• **Requirement**
Return exactly the lines that run from the one containing "Convert this document image to plain text." to the end of the entries, with both ends included.

• **Supplied data**

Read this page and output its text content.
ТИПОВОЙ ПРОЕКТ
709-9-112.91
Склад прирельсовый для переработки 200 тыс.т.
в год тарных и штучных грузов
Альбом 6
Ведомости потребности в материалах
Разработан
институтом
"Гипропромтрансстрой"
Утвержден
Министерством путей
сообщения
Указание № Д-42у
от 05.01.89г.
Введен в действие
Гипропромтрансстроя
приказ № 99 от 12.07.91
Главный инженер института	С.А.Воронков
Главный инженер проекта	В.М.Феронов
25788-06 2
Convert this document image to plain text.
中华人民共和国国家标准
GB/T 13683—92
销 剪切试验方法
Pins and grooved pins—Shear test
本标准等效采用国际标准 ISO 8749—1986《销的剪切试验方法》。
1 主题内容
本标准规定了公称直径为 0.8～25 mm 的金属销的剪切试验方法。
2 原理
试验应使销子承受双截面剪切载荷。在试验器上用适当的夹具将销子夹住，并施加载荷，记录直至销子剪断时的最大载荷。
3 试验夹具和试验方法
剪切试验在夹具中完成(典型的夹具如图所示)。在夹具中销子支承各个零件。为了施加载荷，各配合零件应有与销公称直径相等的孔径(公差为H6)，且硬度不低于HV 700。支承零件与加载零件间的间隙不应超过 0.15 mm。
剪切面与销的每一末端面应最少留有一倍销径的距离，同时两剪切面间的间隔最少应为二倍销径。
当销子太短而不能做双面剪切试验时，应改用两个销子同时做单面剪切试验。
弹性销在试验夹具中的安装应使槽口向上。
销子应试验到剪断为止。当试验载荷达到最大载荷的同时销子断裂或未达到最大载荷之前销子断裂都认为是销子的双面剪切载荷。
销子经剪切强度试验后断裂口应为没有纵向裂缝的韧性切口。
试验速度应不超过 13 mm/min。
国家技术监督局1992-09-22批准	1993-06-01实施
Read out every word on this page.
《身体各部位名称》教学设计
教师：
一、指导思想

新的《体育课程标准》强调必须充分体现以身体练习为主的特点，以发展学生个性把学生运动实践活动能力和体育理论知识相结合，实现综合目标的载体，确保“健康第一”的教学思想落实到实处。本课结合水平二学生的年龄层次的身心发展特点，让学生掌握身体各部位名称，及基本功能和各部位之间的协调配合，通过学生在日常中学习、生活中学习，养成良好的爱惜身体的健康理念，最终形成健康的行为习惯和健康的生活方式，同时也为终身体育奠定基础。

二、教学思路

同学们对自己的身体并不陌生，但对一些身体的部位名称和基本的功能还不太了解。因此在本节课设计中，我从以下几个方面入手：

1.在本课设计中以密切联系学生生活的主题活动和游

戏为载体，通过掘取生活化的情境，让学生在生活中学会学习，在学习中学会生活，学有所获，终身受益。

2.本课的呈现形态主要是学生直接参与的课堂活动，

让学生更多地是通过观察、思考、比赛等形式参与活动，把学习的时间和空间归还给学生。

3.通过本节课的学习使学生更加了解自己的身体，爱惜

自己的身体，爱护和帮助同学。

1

• **Worked solution**
Convert this document image to plain text.
中华人民共和国国家标准
GB/T 13683—92
销 剪切试验方法
Pins and grooved pins—Shear test
本标准等效采用国际标准 ISO 8749—1986《销的剪切试验方法》。
1 主题内容
本标准规定了公称直径为 0.8～25 mm 的金属销的剪切试验方法。
2 原理
试验应使销子承受双截面剪切载荷。在试验器上用适当的夹具将销子夹住，并施加载荷，记录直至销子剪断时的最大载荷。
3 试验夹具和试验方法
剪切试验在夹具中完成(典型的夹具如图所示)。在夹具中销子支承各个零件。为了施加载荷，各配合零件应有与销公称直径相等的孔径(公差为H6)，且硬度不低于HV 700。支承零件与加载零件间的间隙不应超过 0.15 mm。
剪切面与销的每一末端面应最少留有一倍销径的距离，同时两剪切面间的间隔最少应为二倍销径。
当销子太短而不能做双面剪切试验时，应改用两个销子同时做单面剪切试验。
弹性销在试验夹具中的安装应使槽口向上。
销子应试验到剪断为止。当试验载荷达到最大载荷的同时销子断裂或未达到最大载荷之前销子断裂都认为是销子的双面剪切载荷。
销子经剪切强度试验后断裂口应为没有纵向裂缝的韧性切口。
试验速度应不超过 13 mm/min。
国家技术监督局1992-09-22批准	1993-06-01实施
Read out every word on this page.
《身体各部位名称》教学设计
教师：
一、指导思想

新的《体育课程标准》强调必须充分体现以身体练习为主的特点，以发展学生个性把学生运动实践活动能力和体育理论知识相结合，实现综合目标的载体，确保“健康第一”的教学思想落实到实处。本课结合水平二学生的年龄层次的身心发展特点，让学生掌握身体各部位名称，及基本功能和各部位之间的协调配合，通过学生在日常中学习、生活中学习，养成良好的爱惜身体的健康理念，最终形成健康的行为习惯和健康的生活方式，同时也为终身体育奠定基础。

二、教学思路

同学们对自己的身体并不陌生，但对一些身体的部位名称和基本的功能还不太了解。因此在本节课设计中，我从以下几个方面入手：

1.在本课设计中以密切联系学生生活的主题活动和游

戏为载体，通过掘取生活化的情境，让学生在生活中学会学习，在学习中学会生活，学有所获，终身受益。

2.本课的呈现形态主要是学生直接参与的课堂活动，

让学生更多地是通过观察、思考、比赛等形式参与活动，把学习的时间和空间归还给学生。

3.通过本节课的学习使学生更加了解自己的身体，爱惜

自己的身体，爱护和帮助同学。

1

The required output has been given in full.